START

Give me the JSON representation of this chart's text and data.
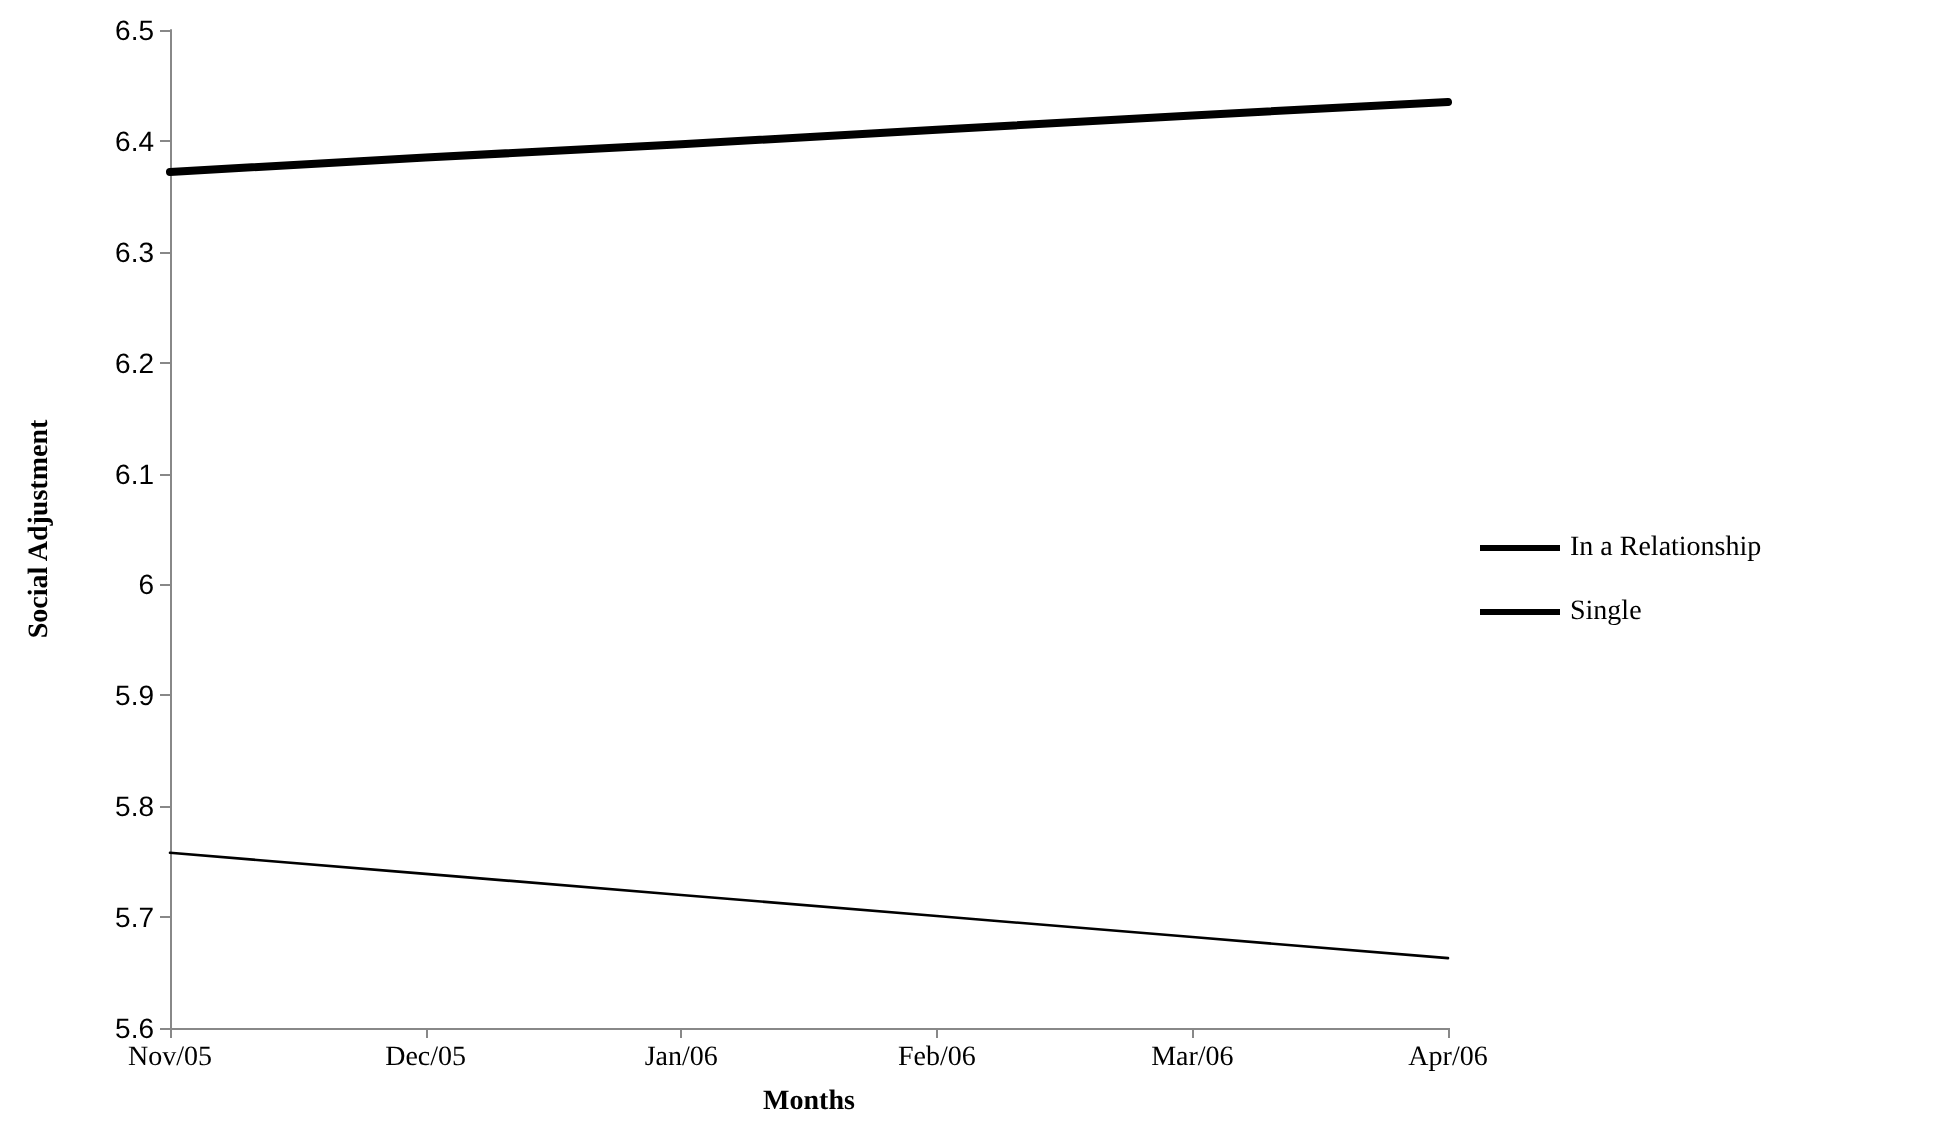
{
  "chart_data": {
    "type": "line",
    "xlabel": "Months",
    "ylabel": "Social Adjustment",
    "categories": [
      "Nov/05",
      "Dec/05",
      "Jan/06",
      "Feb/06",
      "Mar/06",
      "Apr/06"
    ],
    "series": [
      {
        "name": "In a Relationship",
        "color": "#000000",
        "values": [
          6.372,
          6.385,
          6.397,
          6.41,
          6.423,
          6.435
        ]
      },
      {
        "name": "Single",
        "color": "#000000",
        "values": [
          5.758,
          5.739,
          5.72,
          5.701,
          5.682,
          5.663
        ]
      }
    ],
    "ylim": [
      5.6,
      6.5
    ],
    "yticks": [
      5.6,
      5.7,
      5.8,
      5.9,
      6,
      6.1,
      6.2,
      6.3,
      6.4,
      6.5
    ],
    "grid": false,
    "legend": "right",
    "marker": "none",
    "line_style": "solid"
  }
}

END

# [AIM OF THE TASK]
Restate the whole of the material word for word without the pictures.

# [WRITTEN REPLY]
Give me the JSON representation of this chart's text and data.
{
  "chart_data": {
    "type": "line",
    "xlabel": "Months",
    "ylabel": "Social Adjustment",
    "categories": [
      "Nov/05",
      "Dec/05",
      "Jan/06",
      "Feb/06",
      "Mar/06",
      "Apr/06"
    ],
    "series": [
      {
        "name": "In a Relationship",
        "color": "#000000",
        "values": [
          6.372,
          6.385,
          6.397,
          6.41,
          6.423,
          6.435
        ]
      },
      {
        "name": "Single",
        "color": "#000000",
        "values": [
          5.758,
          5.739,
          5.72,
          5.701,
          5.682,
          5.663
        ]
      }
    ],
    "ylim": [
      5.6,
      6.5
    ],
    "yticks": [
      5.6,
      5.7,
      5.8,
      5.9,
      6,
      6.1,
      6.2,
      6.3,
      6.4,
      6.5
    ],
    "grid": false,
    "legend": "right",
    "marker": "none",
    "line_style": "solid"
  }
}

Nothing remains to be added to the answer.